### RECORDS FOR PROCESSING

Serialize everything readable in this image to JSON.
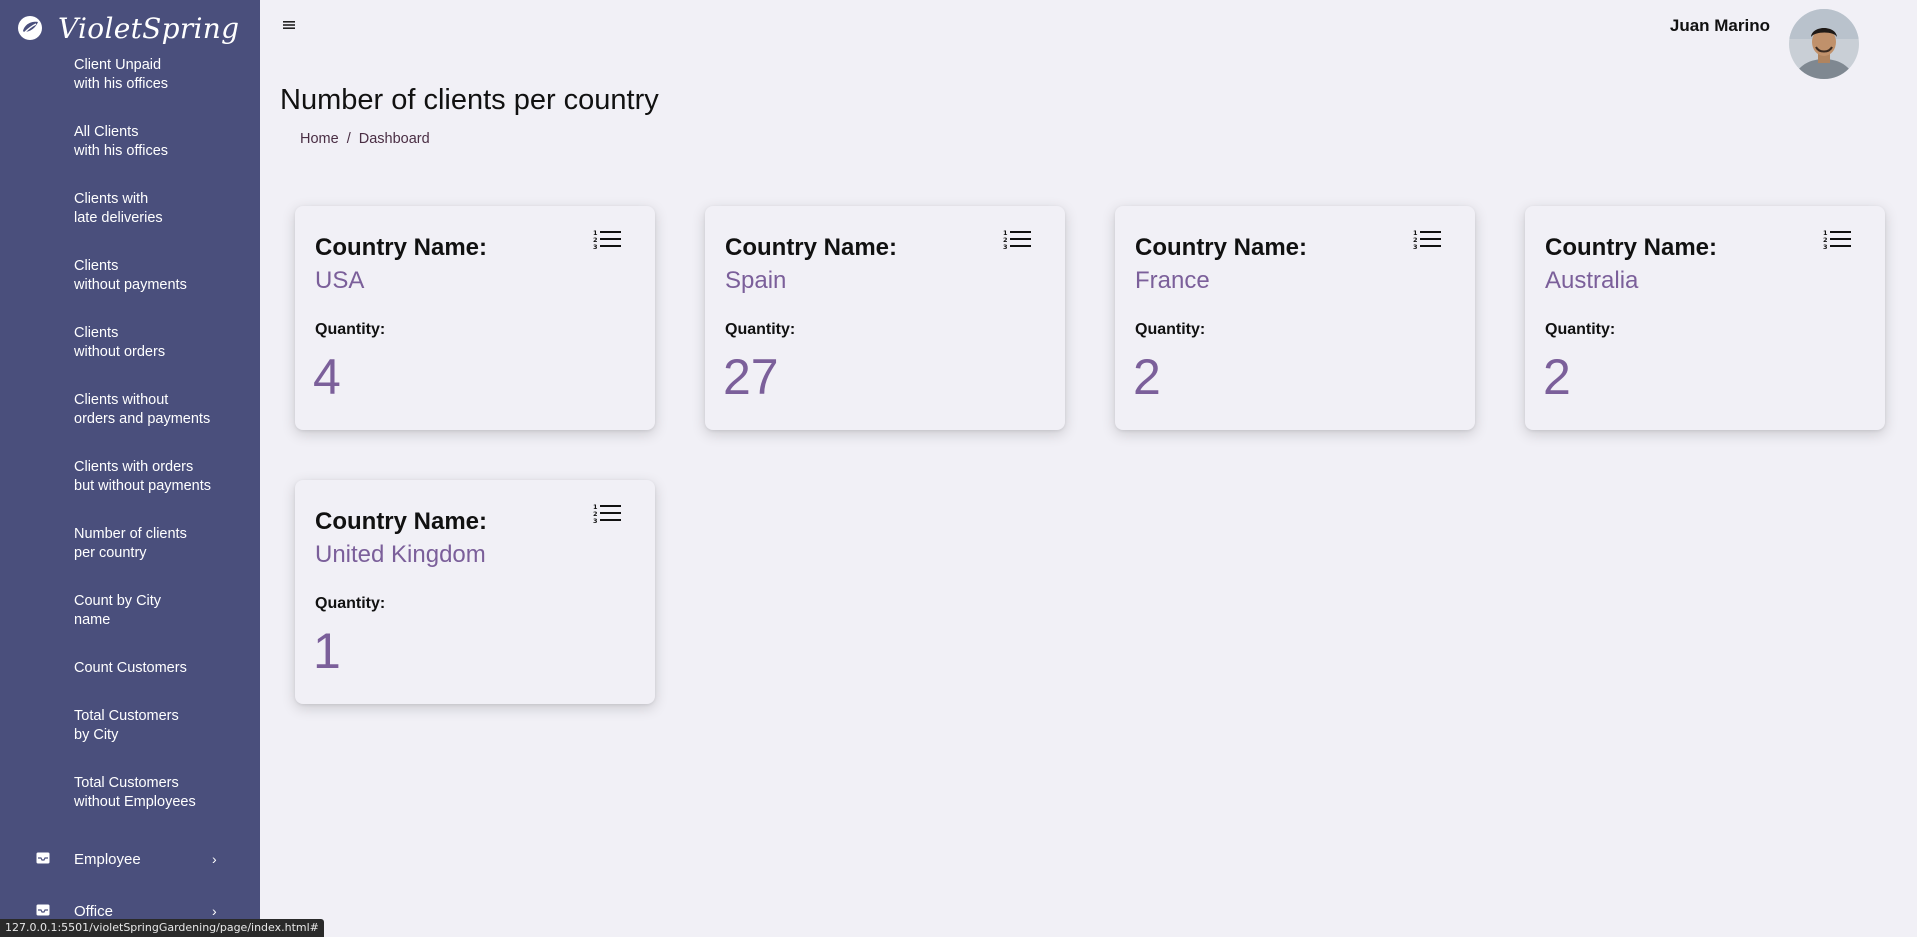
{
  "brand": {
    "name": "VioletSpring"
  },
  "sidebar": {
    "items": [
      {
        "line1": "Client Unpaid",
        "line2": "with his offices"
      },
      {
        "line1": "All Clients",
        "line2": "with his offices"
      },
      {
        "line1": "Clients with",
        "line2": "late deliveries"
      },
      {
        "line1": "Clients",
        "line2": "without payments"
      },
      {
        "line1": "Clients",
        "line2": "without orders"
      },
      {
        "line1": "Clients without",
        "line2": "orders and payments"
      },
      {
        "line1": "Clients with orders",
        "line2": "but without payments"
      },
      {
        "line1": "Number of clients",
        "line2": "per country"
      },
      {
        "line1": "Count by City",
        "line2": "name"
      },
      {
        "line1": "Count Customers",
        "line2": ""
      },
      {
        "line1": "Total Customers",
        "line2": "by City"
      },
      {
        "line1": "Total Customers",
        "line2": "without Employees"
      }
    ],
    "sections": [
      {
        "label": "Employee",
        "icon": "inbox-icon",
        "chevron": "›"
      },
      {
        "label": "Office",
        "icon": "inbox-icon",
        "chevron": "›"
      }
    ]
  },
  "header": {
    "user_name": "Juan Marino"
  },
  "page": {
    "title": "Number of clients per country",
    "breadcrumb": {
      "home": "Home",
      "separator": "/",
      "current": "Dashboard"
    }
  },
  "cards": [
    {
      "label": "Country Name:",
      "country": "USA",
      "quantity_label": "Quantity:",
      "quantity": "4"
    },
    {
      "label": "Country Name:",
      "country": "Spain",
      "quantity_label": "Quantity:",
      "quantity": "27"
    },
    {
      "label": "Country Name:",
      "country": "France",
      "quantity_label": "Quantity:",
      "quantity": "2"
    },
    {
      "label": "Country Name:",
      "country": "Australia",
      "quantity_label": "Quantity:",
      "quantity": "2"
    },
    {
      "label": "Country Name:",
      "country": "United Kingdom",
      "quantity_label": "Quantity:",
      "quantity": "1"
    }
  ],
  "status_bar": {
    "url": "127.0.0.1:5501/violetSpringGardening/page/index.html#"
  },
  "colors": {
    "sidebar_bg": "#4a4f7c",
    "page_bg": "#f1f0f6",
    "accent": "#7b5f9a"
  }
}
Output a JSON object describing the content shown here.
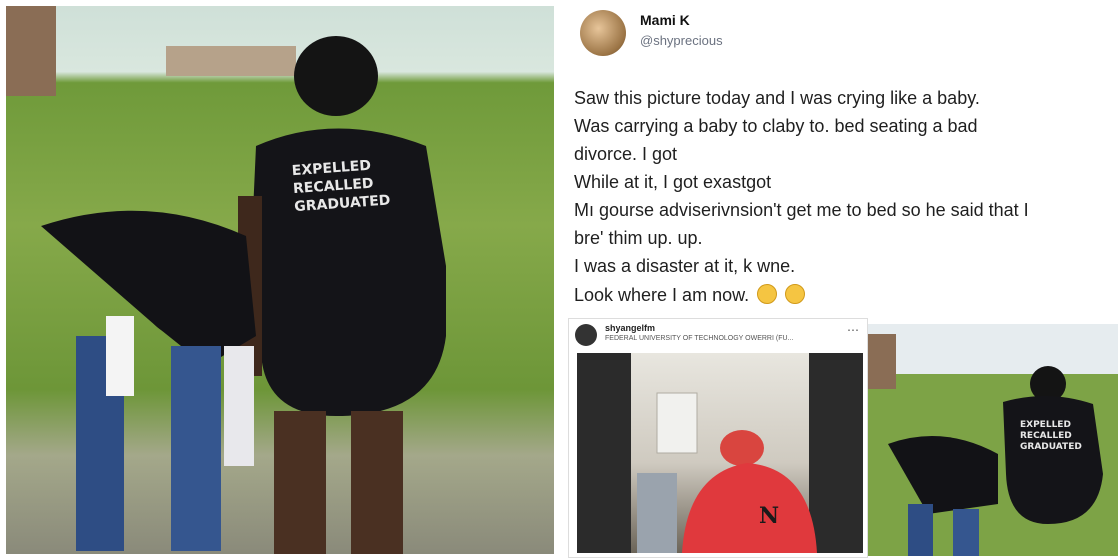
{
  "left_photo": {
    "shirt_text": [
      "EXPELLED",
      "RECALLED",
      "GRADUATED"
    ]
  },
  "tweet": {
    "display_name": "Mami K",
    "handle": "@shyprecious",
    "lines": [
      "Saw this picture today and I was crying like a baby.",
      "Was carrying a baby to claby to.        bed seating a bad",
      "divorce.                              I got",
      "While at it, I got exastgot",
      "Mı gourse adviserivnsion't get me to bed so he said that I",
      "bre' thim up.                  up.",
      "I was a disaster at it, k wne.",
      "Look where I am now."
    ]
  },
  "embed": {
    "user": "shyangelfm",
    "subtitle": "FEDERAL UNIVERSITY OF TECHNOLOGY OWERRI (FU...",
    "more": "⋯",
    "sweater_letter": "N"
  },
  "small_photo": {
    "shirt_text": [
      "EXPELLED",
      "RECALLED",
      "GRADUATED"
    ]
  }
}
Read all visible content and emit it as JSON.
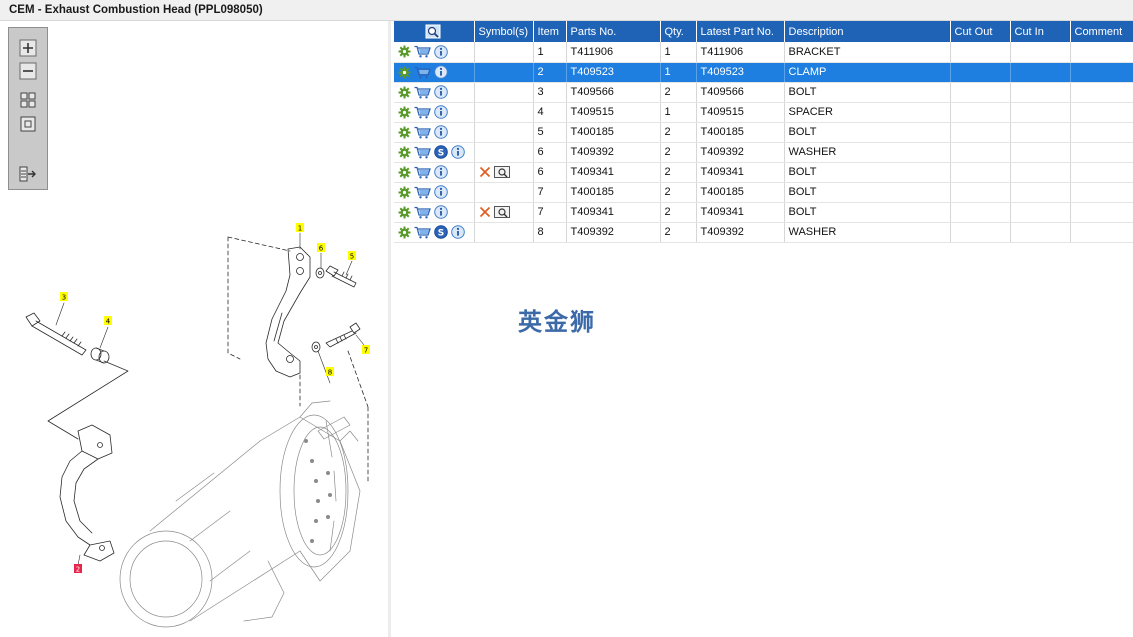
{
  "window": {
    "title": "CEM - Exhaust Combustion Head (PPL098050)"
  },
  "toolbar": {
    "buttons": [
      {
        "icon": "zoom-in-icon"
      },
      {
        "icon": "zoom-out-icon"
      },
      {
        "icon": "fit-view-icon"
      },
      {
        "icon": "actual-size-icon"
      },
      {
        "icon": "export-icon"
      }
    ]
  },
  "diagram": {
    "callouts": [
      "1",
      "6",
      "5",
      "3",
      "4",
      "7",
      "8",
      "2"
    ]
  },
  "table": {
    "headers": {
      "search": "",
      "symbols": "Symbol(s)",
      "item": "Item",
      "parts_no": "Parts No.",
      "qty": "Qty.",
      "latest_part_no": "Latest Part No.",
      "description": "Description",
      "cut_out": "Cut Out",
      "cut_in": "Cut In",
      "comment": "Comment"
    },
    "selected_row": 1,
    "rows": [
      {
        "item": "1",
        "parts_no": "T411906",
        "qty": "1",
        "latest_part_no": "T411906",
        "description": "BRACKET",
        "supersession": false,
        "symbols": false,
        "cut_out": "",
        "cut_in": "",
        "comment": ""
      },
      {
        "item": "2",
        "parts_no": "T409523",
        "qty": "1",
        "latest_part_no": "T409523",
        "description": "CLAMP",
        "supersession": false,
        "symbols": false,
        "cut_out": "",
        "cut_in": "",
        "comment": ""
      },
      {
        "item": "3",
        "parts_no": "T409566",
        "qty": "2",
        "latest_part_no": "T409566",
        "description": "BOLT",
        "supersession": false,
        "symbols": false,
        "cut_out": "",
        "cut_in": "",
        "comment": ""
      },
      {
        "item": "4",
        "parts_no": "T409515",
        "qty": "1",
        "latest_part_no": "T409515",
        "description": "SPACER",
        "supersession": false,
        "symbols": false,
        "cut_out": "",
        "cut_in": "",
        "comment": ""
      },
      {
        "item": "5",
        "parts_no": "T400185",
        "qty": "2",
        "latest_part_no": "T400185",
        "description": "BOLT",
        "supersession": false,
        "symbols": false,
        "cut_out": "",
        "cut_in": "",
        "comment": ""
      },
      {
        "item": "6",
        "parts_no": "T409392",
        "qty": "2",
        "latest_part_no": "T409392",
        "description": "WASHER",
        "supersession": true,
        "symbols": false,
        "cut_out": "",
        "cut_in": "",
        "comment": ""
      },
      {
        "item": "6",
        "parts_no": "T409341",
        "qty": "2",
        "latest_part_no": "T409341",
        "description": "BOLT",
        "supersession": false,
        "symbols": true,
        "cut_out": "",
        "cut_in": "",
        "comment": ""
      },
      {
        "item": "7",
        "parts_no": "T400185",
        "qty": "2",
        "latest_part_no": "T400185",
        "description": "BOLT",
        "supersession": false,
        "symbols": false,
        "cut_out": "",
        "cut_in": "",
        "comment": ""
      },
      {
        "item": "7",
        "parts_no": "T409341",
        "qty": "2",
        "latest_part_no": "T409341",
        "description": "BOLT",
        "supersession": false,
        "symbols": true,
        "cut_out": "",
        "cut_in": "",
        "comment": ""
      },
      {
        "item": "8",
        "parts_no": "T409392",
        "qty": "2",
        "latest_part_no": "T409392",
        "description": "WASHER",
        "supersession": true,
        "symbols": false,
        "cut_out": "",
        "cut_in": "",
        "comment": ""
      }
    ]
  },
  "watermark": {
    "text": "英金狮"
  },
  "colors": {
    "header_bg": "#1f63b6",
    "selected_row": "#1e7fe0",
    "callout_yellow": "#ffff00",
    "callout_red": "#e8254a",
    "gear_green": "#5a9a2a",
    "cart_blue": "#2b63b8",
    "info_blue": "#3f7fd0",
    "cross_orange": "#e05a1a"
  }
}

######

TASK DETAILS
Copy each line of the listing in which the word "JSON" can be found.

THE OUTPUT
Serialize everything readable in this image to JSON.
Output a JSON object describing the content shown here.
Read all visible content and emit it as JSON.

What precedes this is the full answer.